--- start of Data supplied ---
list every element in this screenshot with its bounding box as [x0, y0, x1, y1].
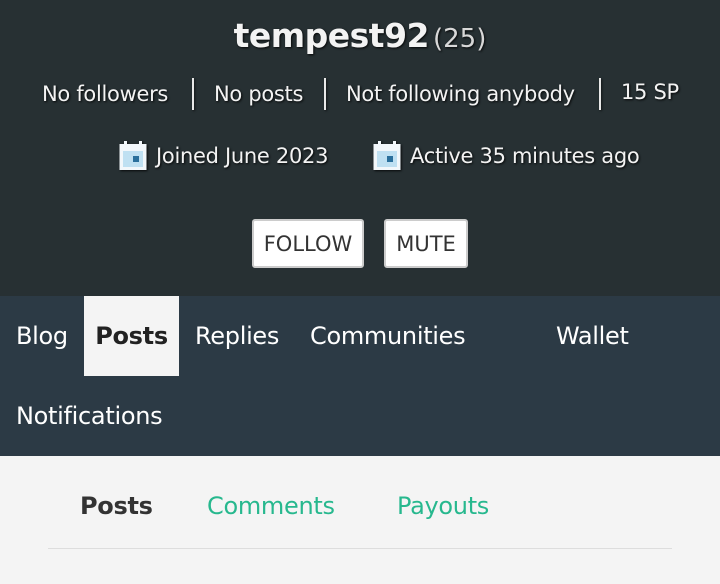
subtab-payouts[interactable]: Payouts — [397, 492, 489, 520]
nav-tab-posts[interactable]: Posts — [84, 296, 179, 376]
profile-actions: FOLLOW MUTE — [0, 219, 720, 268]
nav-tab-blog[interactable]: Blog — [16, 296, 68, 376]
profile-nav: Blog Posts Replies Communities Wallet No… — [0, 296, 720, 456]
subtab-divider — [48, 548, 672, 549]
reputation-score: (25) — [433, 24, 487, 54]
active-text: Active 35 minutes ago — [410, 144, 640, 168]
mute-button[interactable]: MUTE — [384, 219, 468, 268]
nav-tab-notifications[interactable]: Notifications — [16, 376, 163, 456]
subtab-comments[interactable]: Comments — [207, 492, 335, 520]
stats-divider — [192, 78, 194, 110]
followers-count[interactable]: No followers — [42, 82, 168, 106]
profile-stats: No followers No posts Not following anyb… — [0, 78, 720, 112]
profile-title-row: tempest92 (25) — [0, 16, 720, 55]
follow-button[interactable]: FOLLOW — [252, 219, 364, 268]
stats-divider — [599, 78, 601, 110]
joined-text: Joined June 2023 — [156, 144, 329, 168]
last-active: Active 35 minutes ago — [372, 140, 640, 172]
subtab-posts[interactable]: Posts — [80, 492, 153, 520]
calendar-icon — [373, 141, 401, 170]
steem-power[interactable]: 15 SP — [621, 80, 679, 104]
posts-count[interactable]: No posts — [214, 82, 303, 106]
profile-meta: Joined June 2023 Active 35 minutes ago — [0, 140, 720, 176]
stats-divider — [324, 78, 326, 110]
nav-tab-communities[interactable]: Communities — [310, 296, 466, 376]
calendar-icon — [119, 141, 147, 170]
nav-tab-wallet[interactable]: Wallet — [556, 296, 629, 376]
posts-content: Posts Comments Payouts — [0, 456, 720, 584]
username: tempest92 — [233, 16, 430, 55]
joined-date: Joined June 2023 — [118, 140, 328, 172]
nav-tab-replies[interactable]: Replies — [195, 296, 279, 376]
profile-header: tempest92 (25) No followers No posts Not … — [0, 0, 720, 296]
following-count[interactable]: Not following anybody — [346, 82, 575, 106]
--- end of Data supplied ---
◆ **Exercise directions**: Return every line of the material above word for word, but leave out the picture.

◆ **Answer in full**:
list every element in this screenshot with its bounding box as [x0, y0, x1, y1].
subtab-payouts[interactable]: Payouts — [397, 492, 489, 520]
nav-tab-posts[interactable]: Posts — [84, 296, 179, 376]
profile-actions: FOLLOW MUTE — [0, 219, 720, 268]
nav-tab-blog[interactable]: Blog — [16, 296, 68, 376]
profile-nav: Blog Posts Replies Communities Wallet No… — [0, 296, 720, 456]
subtab-divider — [48, 548, 672, 549]
reputation-score: (25) — [433, 24, 487, 54]
active-text: Active 35 minutes ago — [410, 144, 640, 168]
mute-button[interactable]: MUTE — [384, 219, 468, 268]
nav-tab-notifications[interactable]: Notifications — [16, 376, 163, 456]
subtab-comments[interactable]: Comments — [207, 492, 335, 520]
stats-divider — [192, 78, 194, 110]
followers-count[interactable]: No followers — [42, 82, 168, 106]
profile-stats: No followers No posts Not following anyb… — [0, 78, 720, 112]
profile-title-row: tempest92 (25) — [0, 16, 720, 55]
follow-button[interactable]: FOLLOW — [252, 219, 364, 268]
stats-divider — [599, 78, 601, 110]
joined-text: Joined June 2023 — [156, 144, 329, 168]
last-active: Active 35 minutes ago — [372, 140, 640, 172]
subtab-posts[interactable]: Posts — [80, 492, 153, 520]
calendar-icon — [373, 141, 401, 170]
steem-power[interactable]: 15 SP — [621, 80, 679, 104]
posts-count[interactable]: No posts — [214, 82, 303, 106]
profile-meta: Joined June 2023 Active 35 minutes ago — [0, 140, 720, 176]
stats-divider — [324, 78, 326, 110]
nav-tab-communities[interactable]: Communities — [310, 296, 466, 376]
calendar-icon — [119, 141, 147, 170]
nav-tab-wallet[interactable]: Wallet — [556, 296, 629, 376]
posts-content: Posts Comments Payouts — [0, 456, 720, 584]
username: tempest92 — [233, 16, 430, 55]
joined-date: Joined June 2023 — [118, 140, 328, 172]
nav-tab-replies[interactable]: Replies — [195, 296, 279, 376]
profile-header: tempest92 (25) No followers No posts Not … — [0, 0, 720, 296]
following-count[interactable]: Not following anybody — [346, 82, 575, 106]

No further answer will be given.